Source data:
>> Start

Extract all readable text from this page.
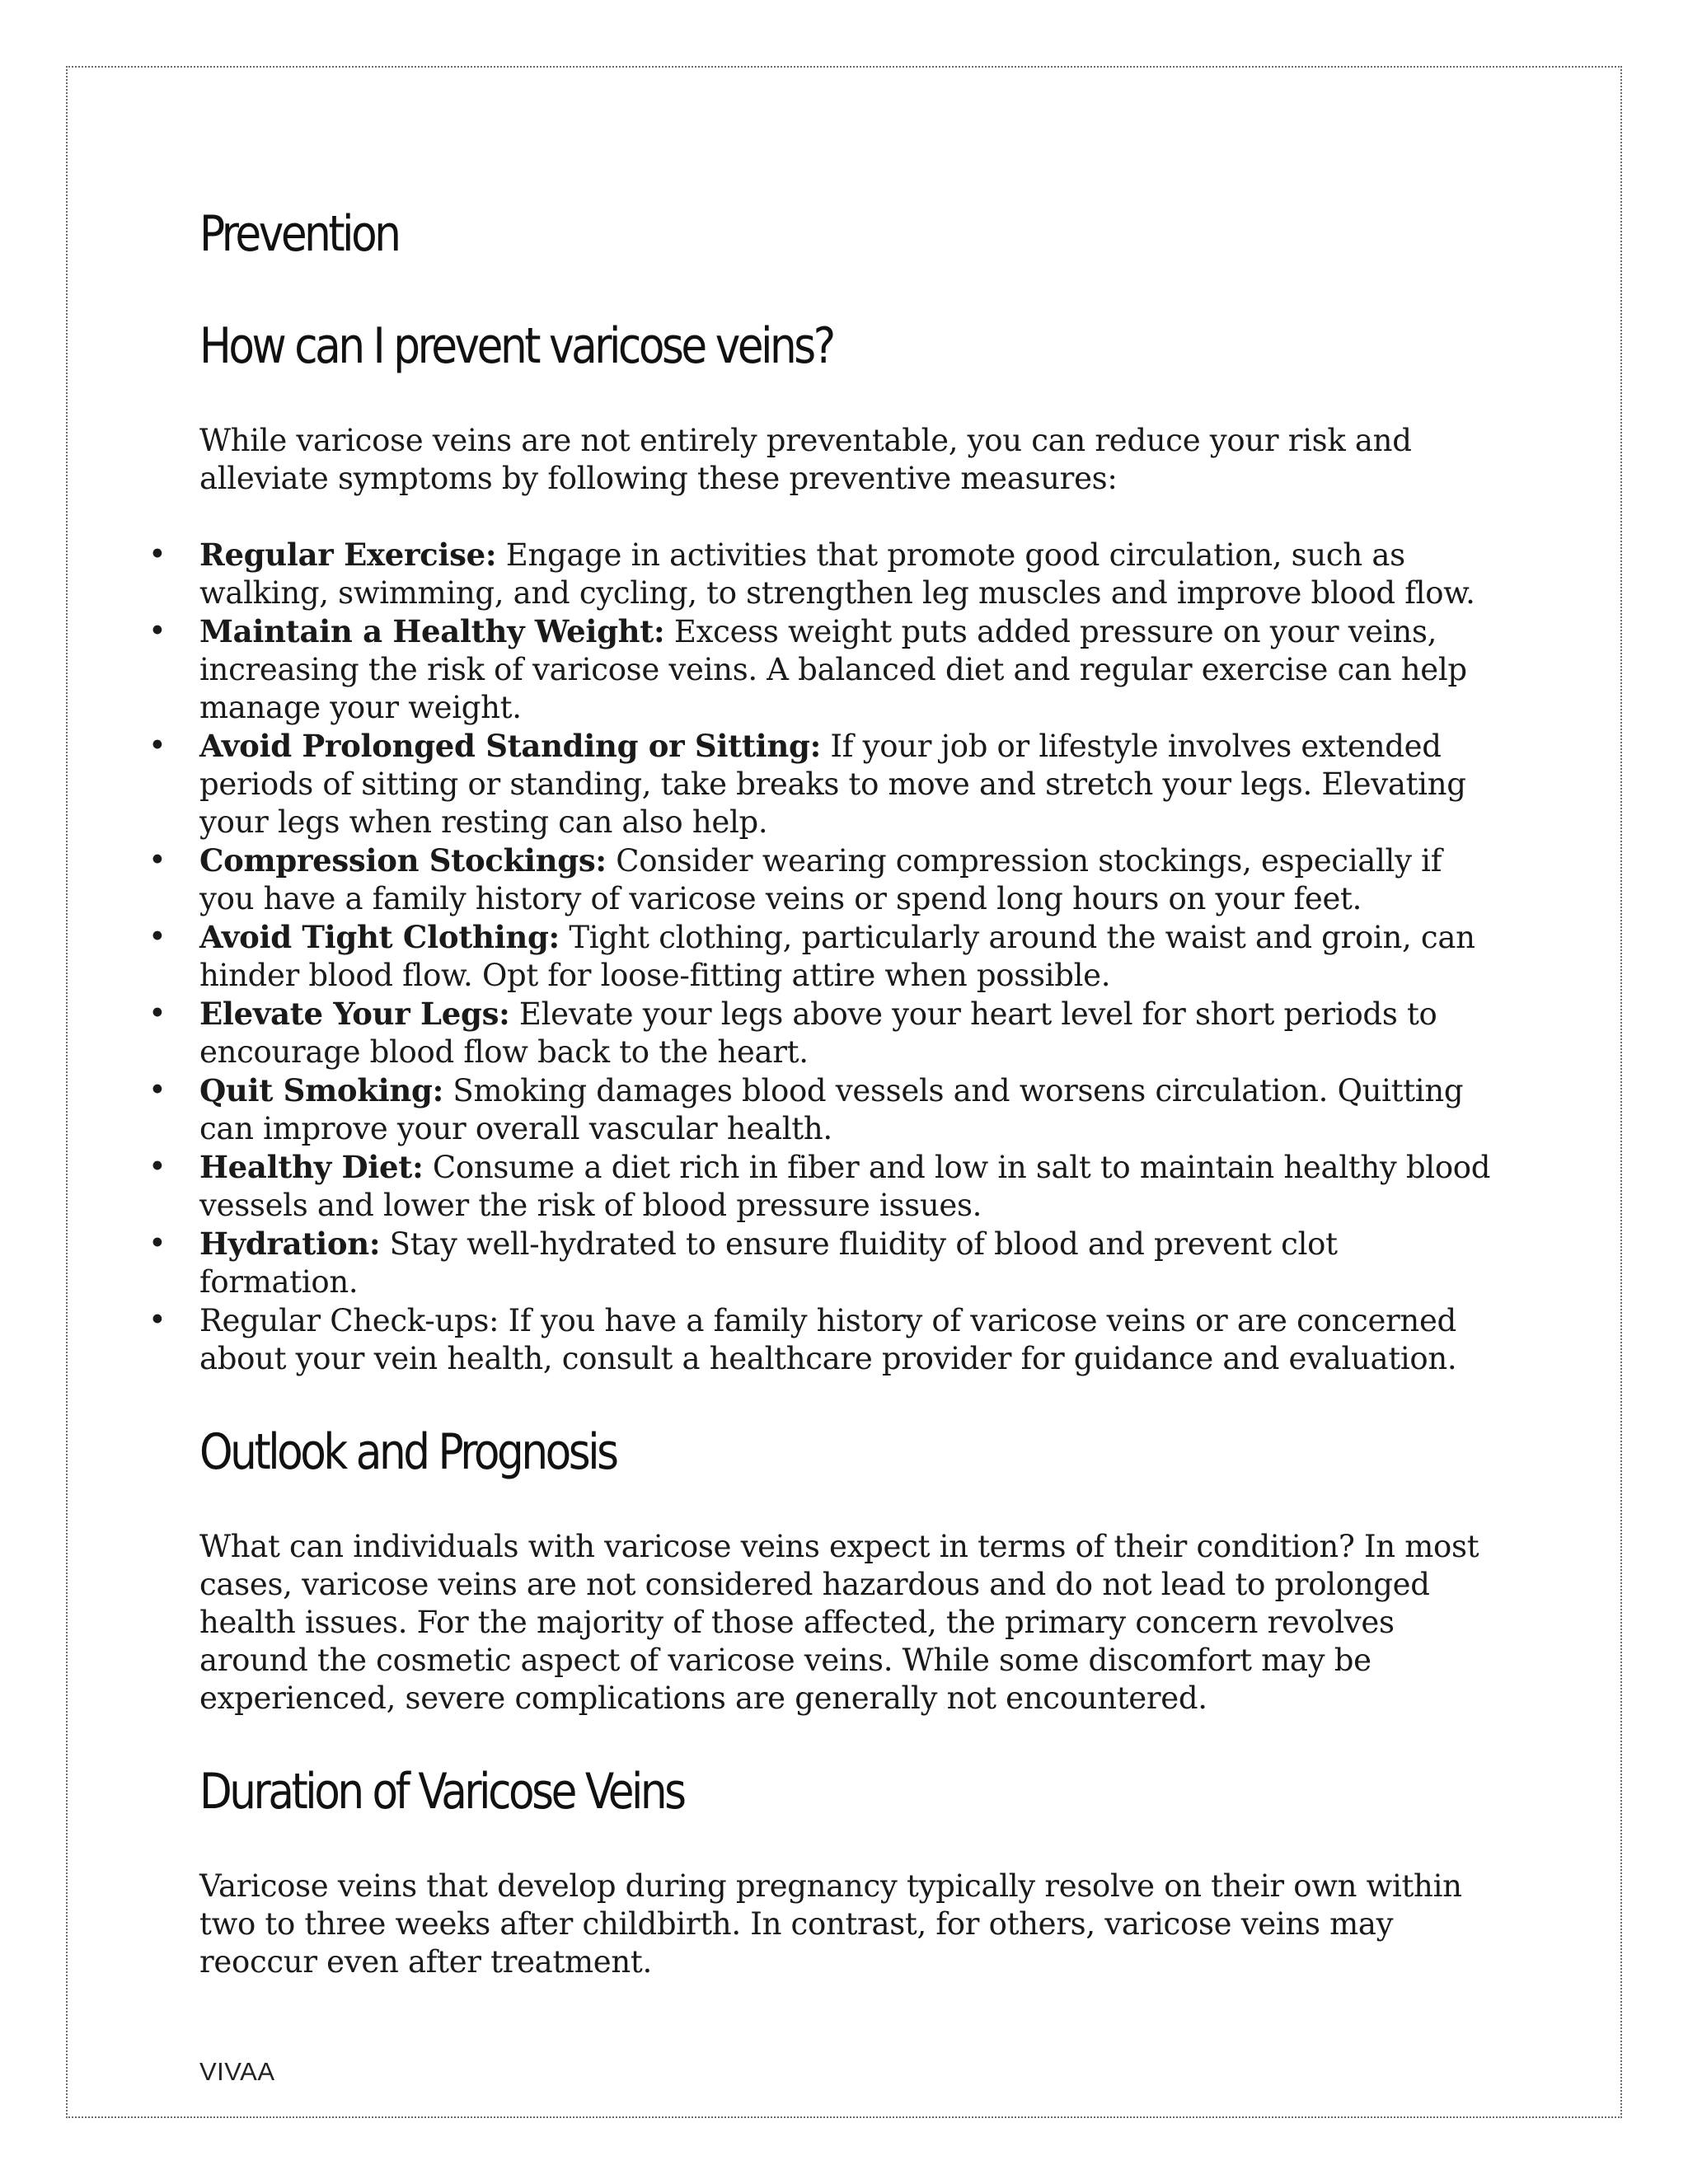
Prevention
How can I prevent varicose veins?

While varicose veins are not entirely preventable, you can reduce your risk and alleviate symptoms by following these preventive measures:

• Regular Exercise: Engage in activities that promote good circulation, such as walking, swimming, and cycling, to strengthen leg muscles and improve blood flow.
• Maintain a Healthy Weight: Excess weight puts added pressure on your veins, increasing the risk of varicose veins. A balanced diet and regular exercise can help manage your weight.
• Avoid Prolonged Standing or Sitting: If your job or lifestyle involves extended periods of sitting or standing, take breaks to move and stretch your legs. Elevating your legs when resting can also help.
• Compression Stockings: Consider wearing compression stockings, especially if you have a family history of varicose veins or spend long hours on your feet.
• Avoid Tight Clothing: Tight clothing, particularly around the waist and groin, can hinder blood flow. Opt for loose-fitting attire when possible.
• Elevate Your Legs: Elevate your legs above your heart level for short periods to encourage blood flow back to the heart.
• Quit Smoking: Smoking damages blood vessels and worsens circulation. Quitting can improve your overall vascular health.
• Healthy Diet: Consume a diet rich in fiber and low in salt to maintain healthy blood vessels and lower the risk of blood pressure issues.
• Hydration: Stay well-hydrated to ensure fluidity of blood and prevent clot formation.
• Regular Check-ups: If you have a family history of varicose veins or are concerned about your vein health, consult a healthcare provider for guidance and evaluation.
Outlook and Prognosis

What can individuals with varicose veins expect in terms of their condition? In most cases, varicose veins are not considered hazardous and do not lead to prolonged health issues. For the majority of those affected, the primary concern revolves around the cosmetic aspect of varicose veins. While some discomfort may be experienced, severe complications are generally not encountered.

Duration of Varicose Veins

Varicose veins that develop during pregnancy typically resolve on their own within two to three weeks after childbirth. In contrast, for others, varicose veins may reoccur even after treatment.

VIVAA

>> End

■ **Written instruction**
In the entries above, find lines with "issues" and copy each.

■ **Completed exercise**
• Healthy Diet: Consume a diet rich in fiber and low in salt to maintain healthy blood vessels and lower the risk of blood pressure issues.
What can individuals with varicose veins expect in terms of their condition? In most cases, varicose veins are not considered hazardous and do not lead to prolonged health issues. For the majority of those affected, the primary concern revolves around the cosmetic aspect of varicose veins. While some discomfort may be experienced, severe complications are generally not encountered.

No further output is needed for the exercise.